Stated task: Find every line with the word "shores" and give their count, nothing else.

* BEGIN Items *

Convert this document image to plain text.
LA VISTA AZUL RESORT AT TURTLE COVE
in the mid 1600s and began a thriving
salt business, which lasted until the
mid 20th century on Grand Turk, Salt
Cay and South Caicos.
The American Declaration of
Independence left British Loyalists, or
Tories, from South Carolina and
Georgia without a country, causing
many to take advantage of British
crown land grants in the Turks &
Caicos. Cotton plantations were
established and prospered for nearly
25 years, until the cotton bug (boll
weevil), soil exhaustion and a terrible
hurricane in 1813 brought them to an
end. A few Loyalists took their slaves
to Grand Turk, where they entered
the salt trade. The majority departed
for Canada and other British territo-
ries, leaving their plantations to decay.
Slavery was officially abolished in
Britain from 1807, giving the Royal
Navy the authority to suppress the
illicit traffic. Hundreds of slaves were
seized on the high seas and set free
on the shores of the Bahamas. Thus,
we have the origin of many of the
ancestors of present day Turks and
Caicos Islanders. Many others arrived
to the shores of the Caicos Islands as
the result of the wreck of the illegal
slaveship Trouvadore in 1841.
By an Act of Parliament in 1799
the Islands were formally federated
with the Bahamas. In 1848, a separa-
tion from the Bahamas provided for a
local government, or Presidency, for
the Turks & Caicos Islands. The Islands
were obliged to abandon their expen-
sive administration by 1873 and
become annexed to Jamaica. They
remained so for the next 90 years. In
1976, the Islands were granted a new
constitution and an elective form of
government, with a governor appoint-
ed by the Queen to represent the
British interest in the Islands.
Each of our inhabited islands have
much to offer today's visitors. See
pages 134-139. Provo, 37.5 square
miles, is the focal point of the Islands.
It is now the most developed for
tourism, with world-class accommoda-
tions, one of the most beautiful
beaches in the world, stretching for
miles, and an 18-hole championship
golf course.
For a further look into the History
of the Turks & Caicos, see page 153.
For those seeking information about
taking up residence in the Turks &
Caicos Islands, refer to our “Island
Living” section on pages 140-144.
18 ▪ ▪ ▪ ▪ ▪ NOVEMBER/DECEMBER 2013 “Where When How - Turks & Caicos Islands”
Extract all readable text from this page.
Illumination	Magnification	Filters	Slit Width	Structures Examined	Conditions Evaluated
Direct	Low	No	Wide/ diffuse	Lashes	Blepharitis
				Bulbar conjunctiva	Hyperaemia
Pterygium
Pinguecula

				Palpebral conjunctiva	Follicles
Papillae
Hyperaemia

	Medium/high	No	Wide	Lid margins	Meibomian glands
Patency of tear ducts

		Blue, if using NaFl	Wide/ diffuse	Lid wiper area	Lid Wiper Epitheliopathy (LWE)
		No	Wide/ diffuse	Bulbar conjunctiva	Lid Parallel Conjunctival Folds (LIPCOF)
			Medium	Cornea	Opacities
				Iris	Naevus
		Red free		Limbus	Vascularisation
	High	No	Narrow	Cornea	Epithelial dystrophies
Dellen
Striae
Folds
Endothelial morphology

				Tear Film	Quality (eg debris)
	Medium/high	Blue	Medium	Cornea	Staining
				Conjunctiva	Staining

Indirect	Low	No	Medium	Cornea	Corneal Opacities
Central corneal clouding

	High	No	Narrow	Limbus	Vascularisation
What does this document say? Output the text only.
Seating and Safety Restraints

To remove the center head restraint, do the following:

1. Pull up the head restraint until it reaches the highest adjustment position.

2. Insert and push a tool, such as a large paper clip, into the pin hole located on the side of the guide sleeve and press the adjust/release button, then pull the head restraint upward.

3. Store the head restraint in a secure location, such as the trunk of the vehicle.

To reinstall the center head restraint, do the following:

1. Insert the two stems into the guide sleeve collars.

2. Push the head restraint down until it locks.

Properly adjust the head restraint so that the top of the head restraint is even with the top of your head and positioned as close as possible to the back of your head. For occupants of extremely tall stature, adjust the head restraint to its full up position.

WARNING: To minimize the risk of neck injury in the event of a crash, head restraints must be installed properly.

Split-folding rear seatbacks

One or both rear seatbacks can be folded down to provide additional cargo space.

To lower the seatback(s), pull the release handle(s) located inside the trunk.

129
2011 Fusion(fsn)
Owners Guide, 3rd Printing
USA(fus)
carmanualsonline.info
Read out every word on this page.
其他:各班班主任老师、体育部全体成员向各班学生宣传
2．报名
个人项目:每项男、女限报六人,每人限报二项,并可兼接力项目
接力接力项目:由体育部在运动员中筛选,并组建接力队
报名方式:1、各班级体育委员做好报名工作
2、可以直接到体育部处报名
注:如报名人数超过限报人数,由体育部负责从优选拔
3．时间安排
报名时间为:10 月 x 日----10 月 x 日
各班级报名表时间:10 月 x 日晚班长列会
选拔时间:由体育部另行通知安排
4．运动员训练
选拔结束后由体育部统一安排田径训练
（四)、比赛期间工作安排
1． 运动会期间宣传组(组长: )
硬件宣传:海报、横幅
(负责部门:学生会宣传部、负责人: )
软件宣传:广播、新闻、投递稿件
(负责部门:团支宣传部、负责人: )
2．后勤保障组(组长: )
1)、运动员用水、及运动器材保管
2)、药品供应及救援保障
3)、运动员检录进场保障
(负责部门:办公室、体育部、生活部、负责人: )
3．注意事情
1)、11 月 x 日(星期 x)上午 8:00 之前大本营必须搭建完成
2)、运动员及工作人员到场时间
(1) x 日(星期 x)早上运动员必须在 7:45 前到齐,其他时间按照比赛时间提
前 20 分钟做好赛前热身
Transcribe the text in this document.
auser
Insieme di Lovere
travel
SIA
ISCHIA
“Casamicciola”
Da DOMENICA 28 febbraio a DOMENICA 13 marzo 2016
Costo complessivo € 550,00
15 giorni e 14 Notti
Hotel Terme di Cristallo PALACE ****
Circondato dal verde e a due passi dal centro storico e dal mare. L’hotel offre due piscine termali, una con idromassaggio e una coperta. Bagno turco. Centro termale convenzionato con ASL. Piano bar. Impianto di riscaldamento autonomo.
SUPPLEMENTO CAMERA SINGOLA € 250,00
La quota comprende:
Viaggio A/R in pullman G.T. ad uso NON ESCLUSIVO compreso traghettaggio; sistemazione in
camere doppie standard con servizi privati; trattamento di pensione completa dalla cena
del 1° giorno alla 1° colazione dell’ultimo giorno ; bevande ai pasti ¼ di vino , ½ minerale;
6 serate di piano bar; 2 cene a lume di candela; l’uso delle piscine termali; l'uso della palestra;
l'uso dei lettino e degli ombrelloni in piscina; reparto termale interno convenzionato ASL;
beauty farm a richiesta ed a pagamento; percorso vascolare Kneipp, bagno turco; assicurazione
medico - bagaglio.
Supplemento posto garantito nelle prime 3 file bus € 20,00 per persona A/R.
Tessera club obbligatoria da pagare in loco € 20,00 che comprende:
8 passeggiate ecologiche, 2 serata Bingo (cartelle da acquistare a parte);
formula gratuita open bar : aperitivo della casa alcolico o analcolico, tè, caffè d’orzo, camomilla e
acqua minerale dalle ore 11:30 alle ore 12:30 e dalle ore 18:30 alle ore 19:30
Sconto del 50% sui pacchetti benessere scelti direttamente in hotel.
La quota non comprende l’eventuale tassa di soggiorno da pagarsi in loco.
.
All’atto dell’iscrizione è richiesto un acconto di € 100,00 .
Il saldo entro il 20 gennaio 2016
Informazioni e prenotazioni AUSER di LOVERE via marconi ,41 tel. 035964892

* END Items *

Reply: 2